== TASK PROMPT ==
Leave the pictures out and transcribe every record exactly.

(Figure record extracts)
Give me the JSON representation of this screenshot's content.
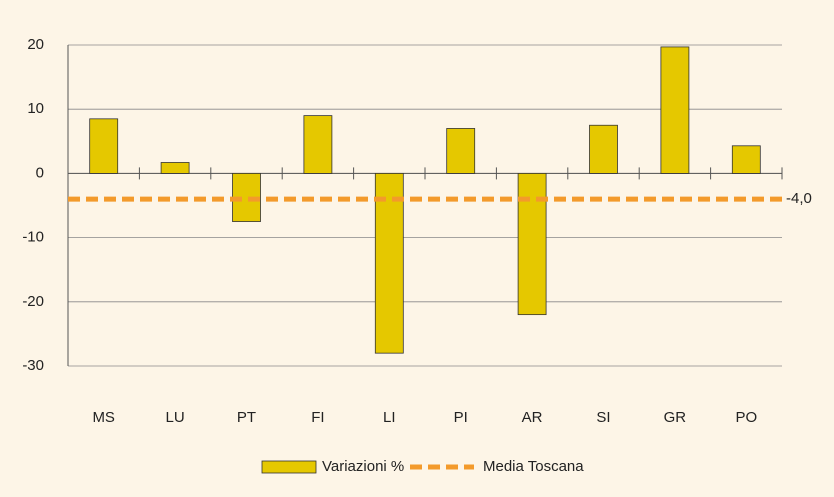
{
  "chart_data": {
    "type": "bar",
    "categories": [
      "MS",
      "LU",
      "PT",
      "FI",
      "LI",
      "PI",
      "AR",
      "SI",
      "GR",
      "PO"
    ],
    "series": [
      {
        "name": "Variazioni %",
        "color": "#e5c800",
        "values": [
          8.5,
          1.7,
          -7.5,
          9,
          -28,
          7,
          -22,
          7.5,
          19.7,
          4.3
        ]
      }
    ],
    "reference_line": {
      "name": "Media Toscana",
      "color": "#f39a2b",
      "value": -4,
      "label": "-4,0"
    },
    "ylim": [
      -30,
      20
    ],
    "yticks": [
      -30,
      -20,
      -10,
      0,
      10,
      20
    ],
    "grid": true
  }
}
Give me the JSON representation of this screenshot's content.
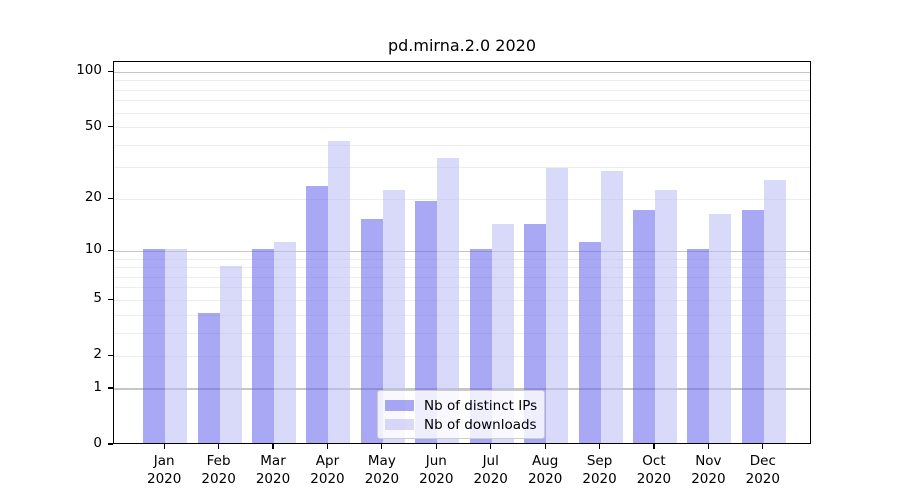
{
  "chart_data": {
    "type": "bar",
    "title": "pd.mirna.2.0 2020",
    "categories": [
      "Jan",
      "Feb",
      "Mar",
      "Apr",
      "May",
      "Jun",
      "Jul",
      "Aug",
      "Sep",
      "Oct",
      "Nov",
      "Dec"
    ],
    "category_year": "2020",
    "series": [
      {
        "name": "Nb of distinct IPs",
        "color": "#a8a8f5",
        "fill": "rgba(97,97,237,0.55)",
        "values": [
          10,
          4,
          10,
          23,
          15,
          19,
          10,
          14,
          11,
          17,
          10,
          17
        ]
      },
      {
        "name": "Nb of downloads",
        "color": "#d9d9f7",
        "fill": "rgba(186,186,246,0.55)",
        "values": [
          10,
          8,
          11,
          41,
          22,
          33,
          14,
          29,
          28,
          22,
          16,
          25
        ]
      }
    ],
    "yticks": [
      0,
      1,
      2,
      5,
      10,
      20,
      50,
      100
    ],
    "xlabel": "",
    "ylabel": "",
    "scale": "log1p",
    "ylim": [
      0,
      114
    ],
    "grid": {
      "major_lines": [
        1,
        10,
        100
      ],
      "minor_lines": [
        2,
        3,
        4,
        5,
        6,
        7,
        8,
        9,
        20,
        30,
        40,
        50,
        60,
        70,
        80,
        90
      ],
      "major_color": "#c6c6c6",
      "minor_color": "#ededed"
    },
    "legend_position": "lower-center",
    "axis_color": "#000000"
  }
}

== REPLY TO THE EXERCISE ==
Give me the JSON representation of this screenshot's content.
{
  "chart_data": {
    "type": "bar",
    "categories": [
      "MS",
      "LU",
      "PT",
      "FI",
      "LI",
      "PI",
      "AR",
      "SI",
      "GR",
      "PO"
    ],
    "series": [
      {
        "name": "Variazioni %",
        "color": "#e5c800",
        "values": [
          8.5,
          1.7,
          -7.5,
          9,
          -28,
          7,
          -22,
          7.5,
          19.7,
          4.3
        ]
      }
    ],
    "reference_line": {
      "name": "Media Toscana",
      "color": "#f39a2b",
      "value": -4,
      "label": "-4,0"
    },
    "ylim": [
      -30,
      20
    ],
    "yticks": [
      -30,
      -20,
      -10,
      0,
      10,
      20
    ],
    "grid": true
  }
}
Give me the JSON representation of this screenshot's content.
{
  "chart_data": {
    "type": "bar",
    "title": "pd.mirna.2.0 2020",
    "categories": [
      "Jan",
      "Feb",
      "Mar",
      "Apr",
      "May",
      "Jun",
      "Jul",
      "Aug",
      "Sep",
      "Oct",
      "Nov",
      "Dec"
    ],
    "category_year": "2020",
    "series": [
      {
        "name": "Nb of distinct IPs",
        "color": "#a8a8f5",
        "fill": "rgba(97,97,237,0.55)",
        "values": [
          10,
          4,
          10,
          23,
          15,
          19,
          10,
          14,
          11,
          17,
          10,
          17
        ]
      },
      {
        "name": "Nb of downloads",
        "color": "#d9d9f7",
        "fill": "rgba(186,186,246,0.55)",
        "values": [
          10,
          8,
          11,
          41,
          22,
          33,
          14,
          29,
          28,
          22,
          16,
          25
        ]
      }
    ],
    "yticks": [
      0,
      1,
      2,
      5,
      10,
      20,
      50,
      100
    ],
    "xlabel": "",
    "ylabel": "",
    "scale": "log1p",
    "ylim": [
      0,
      114
    ],
    "grid": {
      "major_lines": [
        1,
        10,
        100
      ],
      "minor_lines": [
        2,
        3,
        4,
        5,
        6,
        7,
        8,
        9,
        20,
        30,
        40,
        50,
        60,
        70,
        80,
        90
      ],
      "major_color": "#c6c6c6",
      "minor_color": "#ededed"
    },
    "legend_position": "lower-center",
    "axis_color": "#000000"
  }
}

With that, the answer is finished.